### PROBLEM REQUIREMENTS
Write down every entry below once more, exactly.

### Items from a data source
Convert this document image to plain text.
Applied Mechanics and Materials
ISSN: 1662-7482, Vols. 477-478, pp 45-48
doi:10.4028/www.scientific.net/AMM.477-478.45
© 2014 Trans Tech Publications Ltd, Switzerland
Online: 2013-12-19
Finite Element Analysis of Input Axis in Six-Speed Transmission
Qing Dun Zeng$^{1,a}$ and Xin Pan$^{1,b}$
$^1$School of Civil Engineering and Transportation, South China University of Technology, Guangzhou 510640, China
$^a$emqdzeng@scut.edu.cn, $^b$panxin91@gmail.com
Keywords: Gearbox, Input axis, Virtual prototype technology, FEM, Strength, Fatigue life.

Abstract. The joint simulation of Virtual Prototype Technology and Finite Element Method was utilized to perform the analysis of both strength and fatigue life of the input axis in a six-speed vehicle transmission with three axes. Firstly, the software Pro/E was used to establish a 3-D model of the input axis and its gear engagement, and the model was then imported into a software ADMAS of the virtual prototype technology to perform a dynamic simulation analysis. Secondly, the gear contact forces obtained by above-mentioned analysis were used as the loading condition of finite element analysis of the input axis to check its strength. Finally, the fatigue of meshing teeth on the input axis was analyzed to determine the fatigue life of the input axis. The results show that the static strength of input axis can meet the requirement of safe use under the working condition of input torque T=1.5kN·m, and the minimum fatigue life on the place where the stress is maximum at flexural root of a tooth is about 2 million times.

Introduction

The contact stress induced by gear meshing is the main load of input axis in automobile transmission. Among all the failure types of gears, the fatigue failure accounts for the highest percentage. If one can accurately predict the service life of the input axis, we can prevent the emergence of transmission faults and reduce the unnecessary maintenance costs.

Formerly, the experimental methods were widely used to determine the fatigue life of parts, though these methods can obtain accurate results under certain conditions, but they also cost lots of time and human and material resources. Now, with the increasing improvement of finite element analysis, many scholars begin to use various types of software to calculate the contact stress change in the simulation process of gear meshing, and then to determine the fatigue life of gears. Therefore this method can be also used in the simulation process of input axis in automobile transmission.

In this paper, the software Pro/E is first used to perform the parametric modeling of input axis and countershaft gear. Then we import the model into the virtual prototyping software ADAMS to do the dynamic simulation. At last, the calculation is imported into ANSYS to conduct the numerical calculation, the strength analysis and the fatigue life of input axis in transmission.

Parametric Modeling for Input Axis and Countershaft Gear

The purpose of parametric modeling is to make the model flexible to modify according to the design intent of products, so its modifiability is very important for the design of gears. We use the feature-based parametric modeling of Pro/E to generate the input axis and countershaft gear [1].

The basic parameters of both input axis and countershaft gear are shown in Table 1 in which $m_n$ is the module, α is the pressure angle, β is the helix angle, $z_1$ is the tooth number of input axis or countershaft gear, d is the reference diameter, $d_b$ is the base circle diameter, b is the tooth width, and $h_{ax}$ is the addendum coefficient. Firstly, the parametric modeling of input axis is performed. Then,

### WRITTEN SOLUTION
Convert this document image to plain text.
Applied Mechanics and Materials
ISSN: 1662-7482, Vols. 477-478, pp 45-48
doi:10.4028/www.scientific.net/AMM.477-478.45
© 2014 Trans Tech Publications Ltd, Switzerland
Online: 2013-12-19
Finite Element Analysis of Input Axis in Six-Speed Transmission
Qing Dun Zeng$^{1,a}$ and Xin Pan$^{1,b}$
$^1$School of Civil Engineering and Transportation, South China University of Technology, Guangzhou 510640, China
$^a$emqdzeng@scut.edu.cn, $^b$panxin91@gmail.com
Keywords: Gearbox, Input axis, Virtual prototype technology, FEM, Strength, Fatigue life.

Abstract. The joint simulation of Virtual Prototype Technology and Finite Element Method was utilized to perform the analysis of both strength and fatigue life of the input axis in a six-speed vehicle transmission with three axes. Firstly, the software Pro/E was used to establish a 3-D model of the input axis and its gear engagement, and the model was then imported into a software ADMAS of the virtual prototype technology to perform a dynamic simulation analysis. Secondly, the gear contact forces obtained by above-mentioned analysis were used as the loading condition of finite element analysis of the input axis to check its strength. Finally, the fatigue of meshing teeth on the input axis was analyzed to determine the fatigue life of the input axis. The results show that the static strength of input axis can meet the requirement of safe use under the working condition of input torque T=1.5kN·m, and the minimum fatigue life on the place where the stress is maximum at flexural root of a tooth is about 2 million times.

Introduction

The contact stress induced by gear meshing is the main load of input axis in automobile transmission. Among all the failure types of gears, the fatigue failure accounts for the highest percentage. If one can accurately predict the service life of the input axis, we can prevent the emergence of transmission faults and reduce the unnecessary maintenance costs.

Formerly, the experimental methods were widely used to determine the fatigue life of parts, though these methods can obtain accurate results under certain conditions, but they also cost lots of time and human and material resources. Now, with the increasing improvement of finite element analysis, many scholars begin to use various types of software to calculate the contact stress change in the simulation process of gear meshing, and then to determine the fatigue life of gears. Therefore this method can be also used in the simulation process of input axis in automobile transmission.

In this paper, the software Pro/E is first used to perform the parametric modeling of input axis and countershaft gear. Then we import the model into the virtual prototyping software ADAMS to do the dynamic simulation. At last, the calculation is imported into ANSYS to conduct the numerical calculation, the strength analysis and the fatigue life of input axis in transmission.

Parametric Modeling for Input Axis and Countershaft Gear

The purpose of parametric modeling is to make the model flexible to modify according to the design intent of products, so its modifiability is very important for the design of gears. We use the feature-based parametric modeling of Pro/E to generate the input axis and countershaft gear [1].

The basic parameters of both input axis and countershaft gear are shown in Table 1 in which $m_n$ is the module, α is the pressure angle, β is the helix angle, $z_1$ is the tooth number of input axis or countershaft gear, d is the reference diameter, $d_b$ is the base circle diameter, b is the tooth width, and $h_{ax}$ is the addendum coefficient. Firstly, the parametric modeling of input axis is performed. Then,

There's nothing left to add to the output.